» **Problem to work on**: Scan the data for "with" and copy the lines it appears in.

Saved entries
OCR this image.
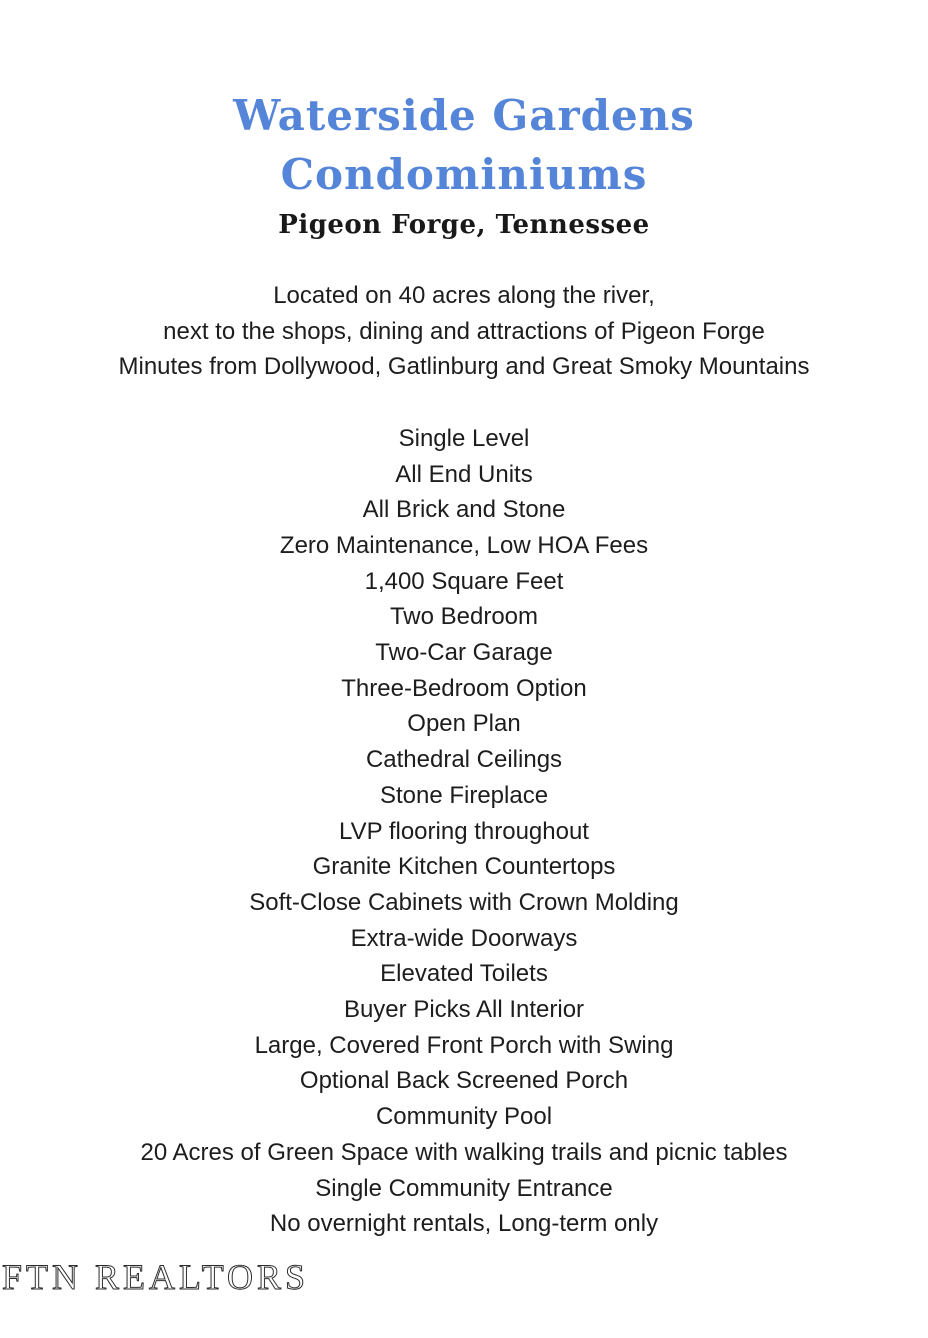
Waterside Gardens
Condominiums
Pigeon Forge, Tennessee
Located on 40 acres along the river,
next to the shops, dining and attractions of Pigeon Forge
Minutes from Dollywood, Gatlinburg and Great Smoky Mountains
Single Level
All End Units
All Brick and Stone
Zero Maintenance, Low HOA Fees
1,400 Square Feet
Two Bedroom
Two-Car Garage
Three-Bedroom Option
Open Plan
Cathedral Ceilings
Stone Fireplace
LVP flooring throughout
Granite Kitchen Countertops
Soft-Close Cabinets with Crown Molding
Extra-wide Doorways
Elevated Toilets
Buyer Picks All Interior
Large, Covered Front Porch with Swing
Optional Back Screened Porch
Community Pool
20 Acres of Green Space with walking trails and picnic tables
Single Community Entrance
No overnight rentals, Long-term only
FTN REALTORS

» **Solution to this exercise**:
Soft-Close Cabinets with Crown Molding
Large, Covered Front Porch with Swing
20 Acres of Green Space with walking trails and picnic tables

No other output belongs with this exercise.